### Data records
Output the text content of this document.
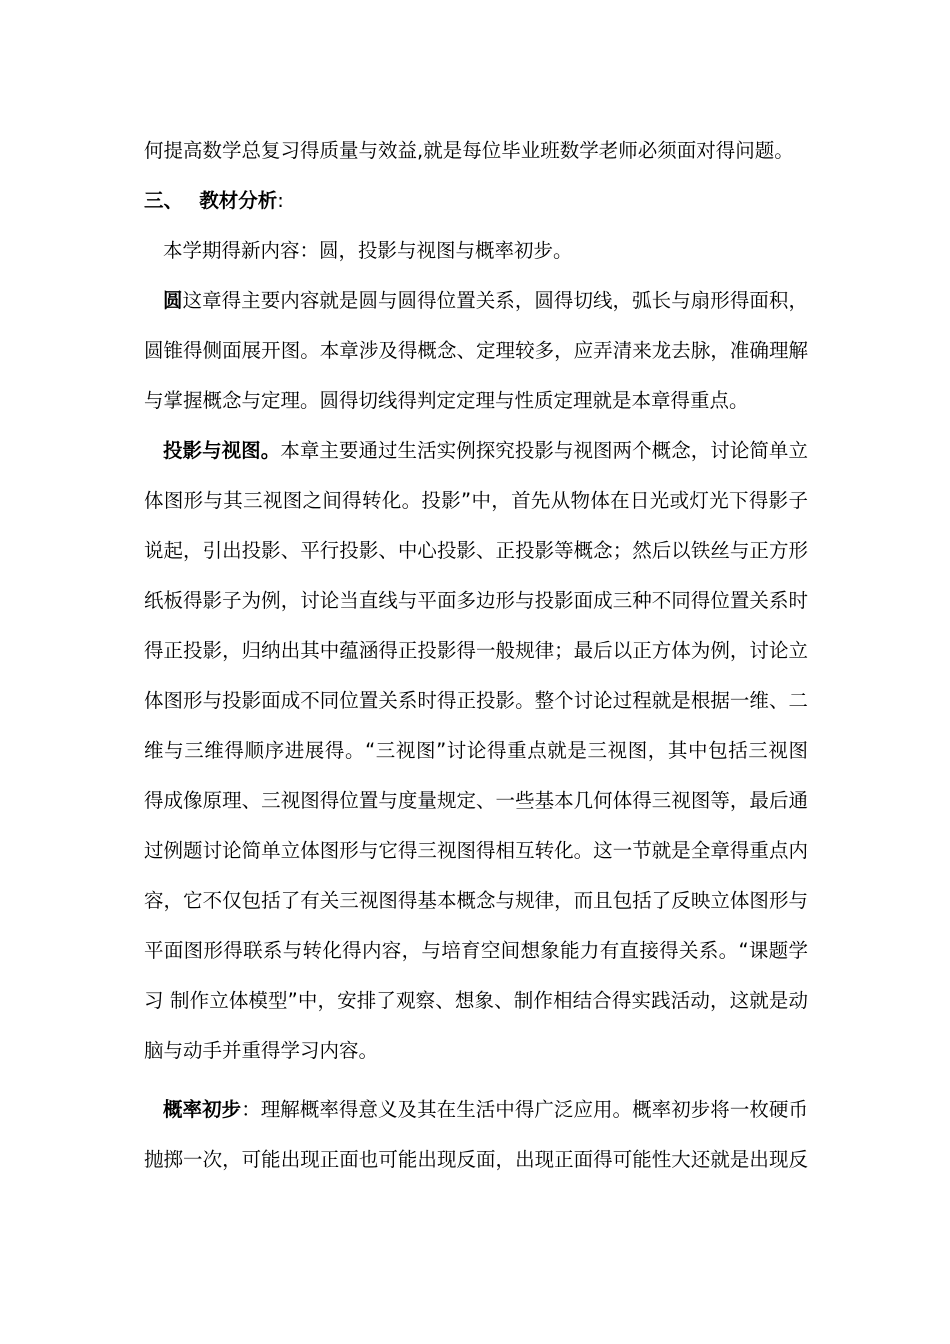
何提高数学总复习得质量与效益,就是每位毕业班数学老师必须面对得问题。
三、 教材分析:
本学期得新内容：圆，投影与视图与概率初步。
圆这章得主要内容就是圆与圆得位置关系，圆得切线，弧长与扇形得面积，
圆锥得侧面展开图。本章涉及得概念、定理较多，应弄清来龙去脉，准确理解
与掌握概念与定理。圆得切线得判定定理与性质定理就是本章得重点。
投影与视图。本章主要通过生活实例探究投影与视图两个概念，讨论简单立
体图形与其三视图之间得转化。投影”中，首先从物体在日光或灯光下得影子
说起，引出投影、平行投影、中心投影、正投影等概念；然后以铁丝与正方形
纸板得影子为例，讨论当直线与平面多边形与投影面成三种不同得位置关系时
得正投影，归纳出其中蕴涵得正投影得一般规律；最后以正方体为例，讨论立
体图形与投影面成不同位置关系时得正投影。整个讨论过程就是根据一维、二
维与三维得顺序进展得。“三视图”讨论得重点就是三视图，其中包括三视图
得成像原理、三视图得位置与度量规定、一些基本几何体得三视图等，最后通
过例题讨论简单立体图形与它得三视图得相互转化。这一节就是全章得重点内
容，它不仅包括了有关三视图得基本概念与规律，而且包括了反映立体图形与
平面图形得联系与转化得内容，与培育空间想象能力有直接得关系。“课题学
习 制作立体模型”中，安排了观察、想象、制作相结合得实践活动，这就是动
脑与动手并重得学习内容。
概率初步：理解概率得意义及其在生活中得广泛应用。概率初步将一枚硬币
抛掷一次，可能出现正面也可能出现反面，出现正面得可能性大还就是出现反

### Aim
Produce an exact copy of each line of data, skipping embedded images.

### Result for this exercise
Output the text content of this document.
何提高数学总复习得质量与效益,就是每位毕业班数学老师必须面对得问题。
三、 教材分析:
本学期得新内容：圆，投影与视图与概率初步。
圆这章得主要内容就是圆与圆得位置关系，圆得切线，弧长与扇形得面积，
圆锥得侧面展开图。本章涉及得概念、定理较多，应弄清来龙去脉，准确理解
与掌握概念与定理。圆得切线得判定定理与性质定理就是本章得重点。
投影与视图。本章主要通过生活实例探究投影与视图两个概念，讨论简单立
体图形与其三视图之间得转化。投影”中，首先从物体在日光或灯光下得影子
说起，引出投影、平行投影、中心投影、正投影等概念；然后以铁丝与正方形
纸板得影子为例，讨论当直线与平面多边形与投影面成三种不同得位置关系时
得正投影，归纳出其中蕴涵得正投影得一般规律；最后以正方体为例，讨论立
体图形与投影面成不同位置关系时得正投影。整个讨论过程就是根据一维、二
维与三维得顺序进展得。“三视图”讨论得重点就是三视图，其中包括三视图
得成像原理、三视图得位置与度量规定、一些基本几何体得三视图等，最后通
过例题讨论简单立体图形与它得三视图得相互转化。这一节就是全章得重点内
容，它不仅包括了有关三视图得基本概念与规律，而且包括了反映立体图形与
平面图形得联系与转化得内容，与培育空间想象能力有直接得关系。“课题学
习 制作立体模型”中，安排了观察、想象、制作相结合得实践活动，这就是动
脑与动手并重得学习内容。
概率初步：理解概率得意义及其在生活中得广泛应用。概率初步将一枚硬币
抛掷一次，可能出现正面也可能出现反面，出现正面得可能性大还就是出现反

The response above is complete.